Start of Material

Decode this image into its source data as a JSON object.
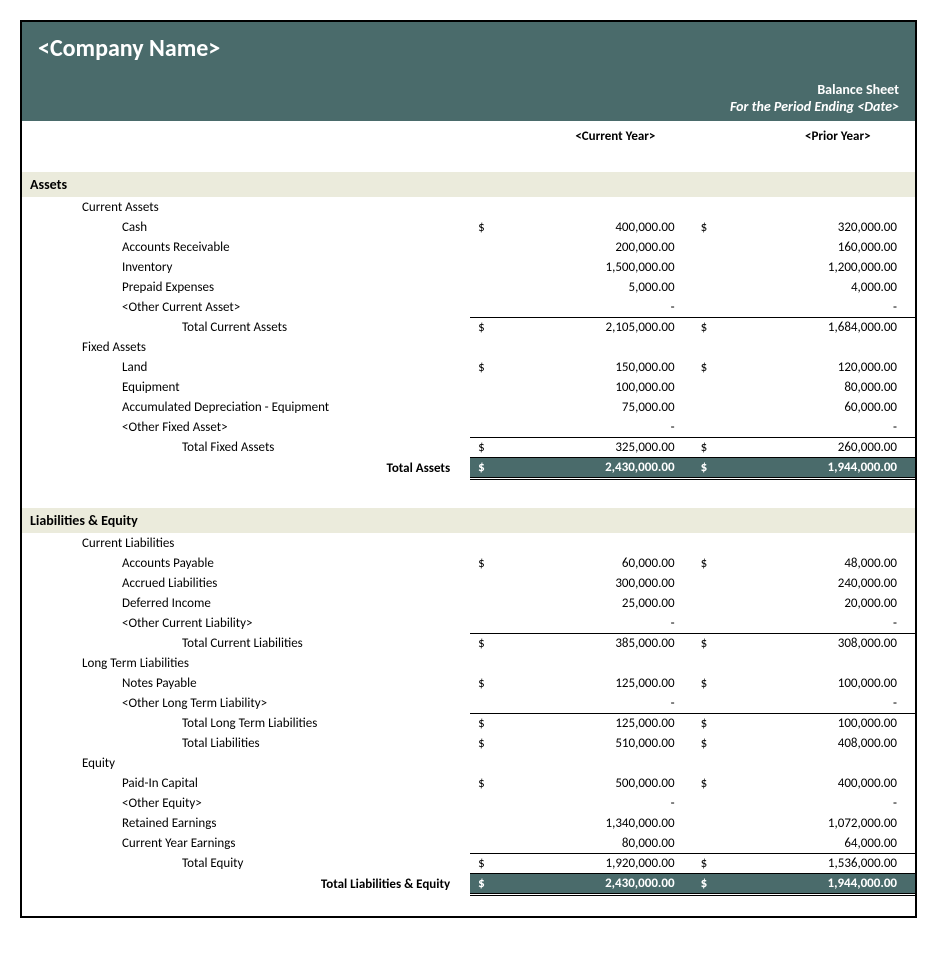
{
  "header": {
    "company": "<Company Name>",
    "title": "Balance Sheet",
    "period": "For the Period Ending <Date>"
  },
  "columns": {
    "current": "<Current Year>",
    "prior": "<Prior Year>"
  },
  "currency": "$",
  "colors": {
    "header_bg": "#4a6b6b",
    "section_bg": "#ebebdc",
    "text": "#000000"
  },
  "sections": {
    "assets": {
      "title": "Assets",
      "groups": [
        {
          "name": "Current Assets",
          "items": [
            {
              "label": "Cash",
              "current": "400,000.00",
              "prior": "320,000.00",
              "show_sym": true
            },
            {
              "label": "Accounts Receivable",
              "current": "200,000.00",
              "prior": "160,000.00"
            },
            {
              "label": "Inventory",
              "current": "1,500,000.00",
              "prior": "1,200,000.00"
            },
            {
              "label": "Prepaid Expenses",
              "current": "5,000.00",
              "prior": "4,000.00"
            },
            {
              "label": "<Other Current Asset>",
              "current": "-",
              "prior": "-"
            }
          ],
          "subtotal": {
            "label": "Total Current Assets",
            "current": "2,105,000.00",
            "prior": "1,684,000.00"
          }
        },
        {
          "name": "Fixed Assets",
          "items": [
            {
              "label": "Land",
              "current": "150,000.00",
              "prior": "120,000.00",
              "show_sym": true
            },
            {
              "label": "Equipment",
              "current": "100,000.00",
              "prior": "80,000.00"
            },
            {
              "label": "Accumulated Depreciation - Equipment",
              "current": "75,000.00",
              "prior": "60,000.00"
            },
            {
              "label": "<Other Fixed Asset>",
              "current": "-",
              "prior": "-"
            }
          ],
          "subtotal": {
            "label": "Total Fixed Assets",
            "current": "325,000.00",
            "prior": "260,000.00"
          }
        }
      ],
      "grand": {
        "label": "Total Assets",
        "current": "2,430,000.00",
        "prior": "1,944,000.00"
      }
    },
    "liab_equity": {
      "title": "Liabilities & Equity",
      "groups": [
        {
          "name": "Current Liabilities",
          "items": [
            {
              "label": "Accounts Payable",
              "current": "60,000.00",
              "prior": "48,000.00",
              "show_sym": true
            },
            {
              "label": "Accrued Liabilities",
              "current": "300,000.00",
              "prior": "240,000.00"
            },
            {
              "label": "Deferred Income",
              "current": "25,000.00",
              "prior": "20,000.00"
            },
            {
              "label": "<Other Current Liability>",
              "current": "-",
              "prior": "-"
            }
          ],
          "subtotal": {
            "label": "Total Current Liabilities",
            "current": "385,000.00",
            "prior": "308,000.00"
          }
        },
        {
          "name": "Long Term Liabilities",
          "items": [
            {
              "label": "Notes Payable",
              "current": "125,000.00",
              "prior": "100,000.00",
              "show_sym": true
            },
            {
              "label": "<Other Long Term Liability>",
              "current": "-",
              "prior": "-"
            }
          ],
          "subtotal": {
            "label": "Total Long Term Liabilities",
            "current": "125,000.00",
            "prior": "100,000.00"
          },
          "extra_subtotal": {
            "label": "Total Liabilities",
            "current": "510,000.00",
            "prior": "408,000.00"
          }
        },
        {
          "name": "Equity",
          "items": [
            {
              "label": "Paid-In Capital",
              "current": "500,000.00",
              "prior": "400,000.00",
              "show_sym": true
            },
            {
              "label": "<Other Equity>",
              "current": "-",
              "prior": "-"
            },
            {
              "label": "Retained Earnings",
              "current": "1,340,000.00",
              "prior": "1,072,000.00"
            },
            {
              "label": "Current Year Earnings",
              "current": "80,000.00",
              "prior": "64,000.00"
            }
          ],
          "subtotal": {
            "label": "Total Equity",
            "current": "1,920,000.00",
            "prior": "1,536,000.00"
          }
        }
      ],
      "grand": {
        "label": "Total Liabilities & Equity",
        "current": "2,430,000.00",
        "prior": "1,944,000.00"
      }
    }
  }
}
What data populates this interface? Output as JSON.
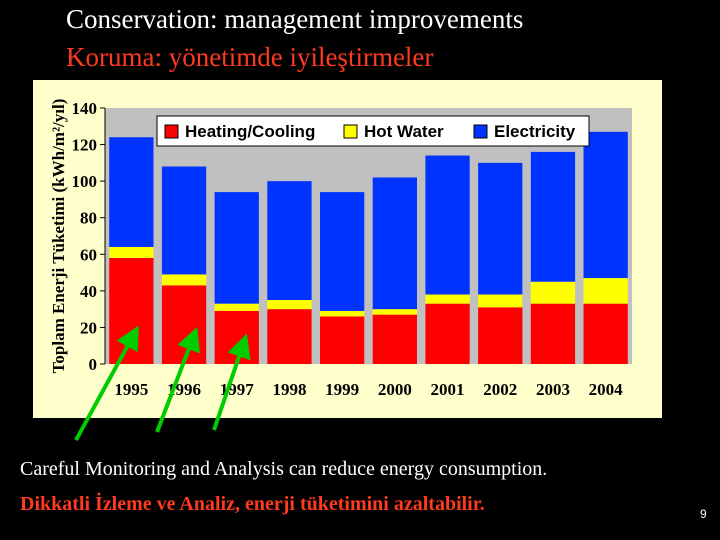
{
  "slide": {
    "title_en": "Conservation: management improvements",
    "title_tr": "Koruma: yönetimde iyileştirmeler",
    "caption_en": "Careful Monitoring and Analysis can reduce energy consumption.",
    "caption_tr": "Dikkatli İzleme ve Analiz, enerji tüketimini azaltabilir.",
    "page_number": "9"
  },
  "colors": {
    "background": "#000000",
    "title_white": "#FFFFFF",
    "title_red": "#FF3A1F",
    "chart_panel": "#FFFFCC",
    "plot_area": "#C0C0C0",
    "heating_cooling": "#FF0000",
    "hot_water": "#FFFF00",
    "electricity": "#0033FF",
    "arrow": "#00CC00"
  },
  "chart_data": {
    "type": "bar",
    "stacked": true,
    "ylabel": "Toplam Enerji Tüketimi (kWh/m²/yıl)",
    "xlabel": "",
    "ylim": [
      0,
      140
    ],
    "yticks": [
      0,
      20,
      40,
      60,
      80,
      100,
      120,
      140
    ],
    "categories": [
      "1995",
      "1996",
      "1997",
      "1998",
      "1999",
      "2000",
      "2001",
      "2002",
      "2003",
      "2004"
    ],
    "series": [
      {
        "name": "Heating/Cooling",
        "color": "#FF0000",
        "values": [
          58,
          43,
          29,
          30,
          26,
          27,
          33,
          31,
          33,
          33
        ]
      },
      {
        "name": "Hot Water",
        "color": "#FFFF00",
        "values": [
          6,
          6,
          4,
          5,
          3,
          3,
          5,
          7,
          12,
          14
        ]
      },
      {
        "name": "Electricity",
        "color": "#0033FF",
        "values": [
          60,
          59,
          61,
          65,
          65,
          72,
          76,
          72,
          71,
          80
        ]
      }
    ],
    "legend": {
      "placement": "top-right",
      "entries": [
        "Heating/Cooling",
        "Hot Water",
        "Electricity"
      ]
    },
    "grid": false,
    "annotations": [
      {
        "type": "arrow",
        "points_to": "1995"
      },
      {
        "type": "arrow",
        "points_to": "1996"
      },
      {
        "type": "arrow",
        "points_to": "1997"
      }
    ]
  }
}
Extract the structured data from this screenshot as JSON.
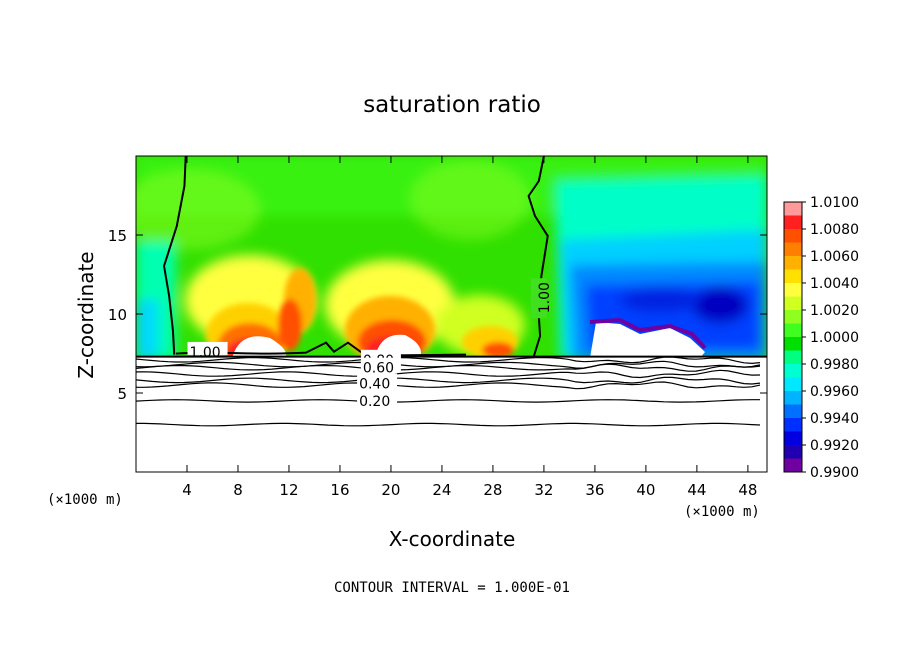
{
  "chart_data": {
    "type": "heatmap",
    "title": "saturation ratio",
    "xlabel": "X-coordinate",
    "ylabel": "Z-coordinate",
    "x_unit_label": "(×1000 m)",
    "y_unit_label": "(×1000 m)",
    "footer": "CONTOUR INTERVAL = 1.000E-01",
    "xlim": [
      0,
      49.5
    ],
    "ylim": [
      0,
      20
    ],
    "x_ticks": [
      4,
      8,
      12,
      16,
      20,
      24,
      28,
      32,
      36,
      40,
      44,
      48
    ],
    "y_ticks": [
      5,
      10,
      15
    ],
    "colorbar": {
      "range": [
        0.99,
        1.01
      ],
      "ticks": [
        "1.0100",
        "1.0080",
        "1.0060",
        "1.0040",
        "1.0020",
        "1.0000",
        "0.9980",
        "0.9960",
        "0.9940",
        "0.9920",
        "0.9900"
      ],
      "colors": [
        "#ff9a9a",
        "#ff2020",
        "#ff5000",
        "#ff8000",
        "#ffb000",
        "#ffe000",
        "#ffff40",
        "#d0ff20",
        "#90ff20",
        "#40ff20",
        "#00e000",
        "#00ff80",
        "#00ffd0",
        "#00e8ff",
        "#00b4ff",
        "#0070ff",
        "#0030ff",
        "#0000e0",
        "#2000b0",
        "#7000a0"
      ]
    },
    "contour_labels": [
      {
        "text": "1.00",
        "x": 31.6,
        "z": 11.0
      },
      {
        "text": "1.00",
        "x": 4.2,
        "z": 7.6
      },
      {
        "text": "0.80",
        "x": 17.8,
        "z": 7.1
      },
      {
        "text": "0.60",
        "x": 17.8,
        "z": 6.6
      },
      {
        "text": "0.40",
        "x": 17.5,
        "z": 5.6
      },
      {
        "text": "0.20",
        "x": 17.5,
        "z": 4.5
      }
    ],
    "low_levels": [
      {
        "z": 7.1,
        "labeled": true
      },
      {
        "z": 6.8,
        "labeled": false
      },
      {
        "z": 6.6,
        "labeled": true
      },
      {
        "z": 6.2,
        "labeled": false
      },
      {
        "z": 5.8,
        "labeled": false
      },
      {
        "z": 5.5,
        "labeled": true
      },
      {
        "z": 4.5,
        "labeled": true
      },
      {
        "z": 3.0,
        "labeled": false
      }
    ]
  }
}
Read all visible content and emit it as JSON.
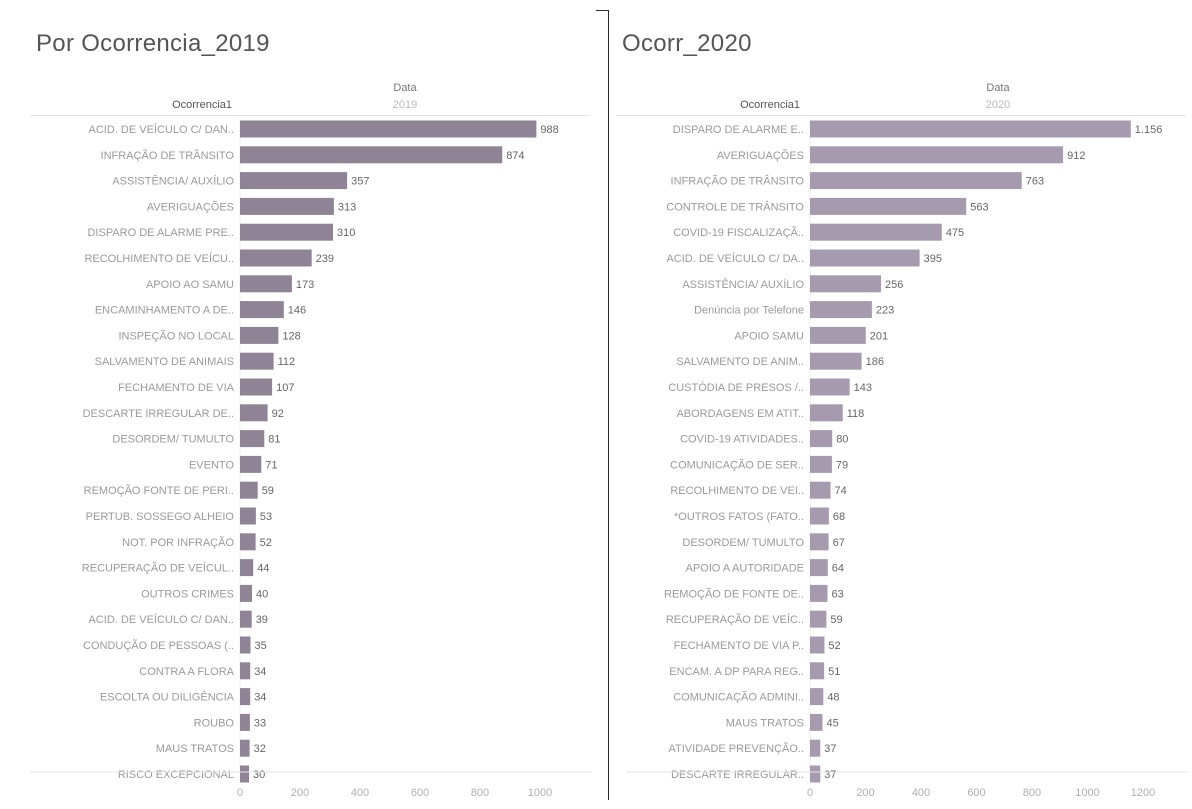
{
  "chart_data": [
    {
      "type": "bar",
      "orientation": "horizontal",
      "title": "Por Ocorrencia_2019",
      "column_header": "Data",
      "column_subheader": "2019",
      "row_header": "Ocorrencia1",
      "xlim": [
        0,
        1000
      ],
      "xticks": [
        "0",
        "200",
        "400",
        "600",
        "800",
        "1000"
      ],
      "bar_color": "#8e8496",
      "categories": [
        "ACID. DE VEÍCULO C/ DAN..",
        "INFRAÇÃO DE TRÂNSITO",
        "ASSISTÊNCIA/ AUXÍLIO",
        "AVERIGUAÇÕES",
        "DISPARO DE ALARME PRE..",
        "RECOLHIMENTO DE VEÍCU..",
        "APOIO AO SAMU",
        "ENCAMINHAMENTO A DE..",
        "INSPEÇÃO NO LOCAL",
        "SALVAMENTO DE ANIMAIS",
        "FECHAMENTO DE VIA",
        "DESCARTE IRREGULAR DE..",
        "DESORDEM/ TUMULTO",
        "EVENTO",
        "REMOÇÃO FONTE DE PERI..",
        "PERTUB. SOSSEGO ALHEIO",
        "NOT. POR INFRAÇÃO",
        "RECUPERAÇÃO DE VEÍCUL..",
        "OUTROS CRIMES",
        "ACID. DE VEÍCULO C/ DAN..",
        "CONDUÇÃO DE PESSOAS (..",
        "CONTRA A FLORA",
        "ESCOLTA OU DILIGÊNCIA",
        "ROUBO",
        "MAUS TRATOS",
        "RISCO EXCEPCIONAL"
      ],
      "values": [
        988,
        874,
        357,
        313,
        310,
        239,
        173,
        146,
        128,
        112,
        107,
        92,
        81,
        71,
        59,
        53,
        52,
        44,
        40,
        39,
        35,
        34,
        34,
        33,
        32,
        30
      ],
      "value_labels": [
        "988",
        "874",
        "357",
        "313",
        "310",
        "239",
        "173",
        "146",
        "128",
        "112",
        "107",
        "92",
        "81",
        "71",
        "59",
        "53",
        "52",
        "44",
        "40",
        "39",
        "35",
        "34",
        "34",
        "33",
        "32",
        "30"
      ]
    },
    {
      "type": "bar",
      "orientation": "horizontal",
      "title": "Ocorr_2020",
      "column_header": "Data",
      "column_subheader": "2020",
      "row_header": "Ocorrencia1",
      "xlim": [
        0,
        1200
      ],
      "xticks": [
        "0",
        "200",
        "400",
        "600",
        "800",
        "1000",
        "1200"
      ],
      "bar_color": "#a69bae",
      "categories": [
        "DISPARO DE ALARME E..",
        "AVERIGUAÇÕES",
        "INFRAÇÃO DE TRÂNSITO",
        "CONTROLE DE TRÂNSITO",
        "COVID-19 FISCALIZAÇÃ..",
        "ACID. DE VEÍCULO C/ DA..",
        "ASSISTÊNCIA/ AUXÍLIO",
        "Denúncia por Telefone",
        "APOIO SAMU",
        "SALVAMENTO DE ANIM..",
        "CUSTÓDIA DE PRESOS /..",
        "ABORDAGENS EM ATIT..",
        "COVID-19 ATIVIDADES..",
        "COMUNICAÇÃO DE SER..",
        "RECOLHIMENTO DE VEI..",
        "*OUTROS FATOS (FATO..",
        "DESORDEM/ TUMULTO",
        "APOIO A AUTORIDADE",
        "REMOÇÃO DE FONTE DE..",
        "RECUPERAÇÃO DE VEÍC..",
        "FECHAMENTO DE VIA P..",
        "ENCAM. A DP PARA REG..",
        "COMUNICAÇÃO ADMINI..",
        "MAUS TRATOS",
        "ATIVIDADE PREVENÇÃO..",
        "DESCARTE IRREGULAR.."
      ],
      "values": [
        1156,
        912,
        763,
        563,
        475,
        395,
        256,
        223,
        201,
        186,
        143,
        118,
        80,
        79,
        74,
        68,
        67,
        64,
        63,
        59,
        52,
        51,
        48,
        45,
        37,
        37
      ],
      "value_labels": [
        "1.156",
        "912",
        "763",
        "563",
        "475",
        "395",
        "256",
        "223",
        "201",
        "186",
        "143",
        "118",
        "80",
        "79",
        "74",
        "68",
        "67",
        "64",
        "63",
        "59",
        "52",
        "51",
        "48",
        "45",
        "37",
        "37"
      ]
    }
  ]
}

End of Material

▶ **Job**
Search the listing above for the string "Equipment". Copy every line that contains it.

▶ **Response below**
              "label": "Equipment",
              "label": "Accumulated Depreciation - Equipment",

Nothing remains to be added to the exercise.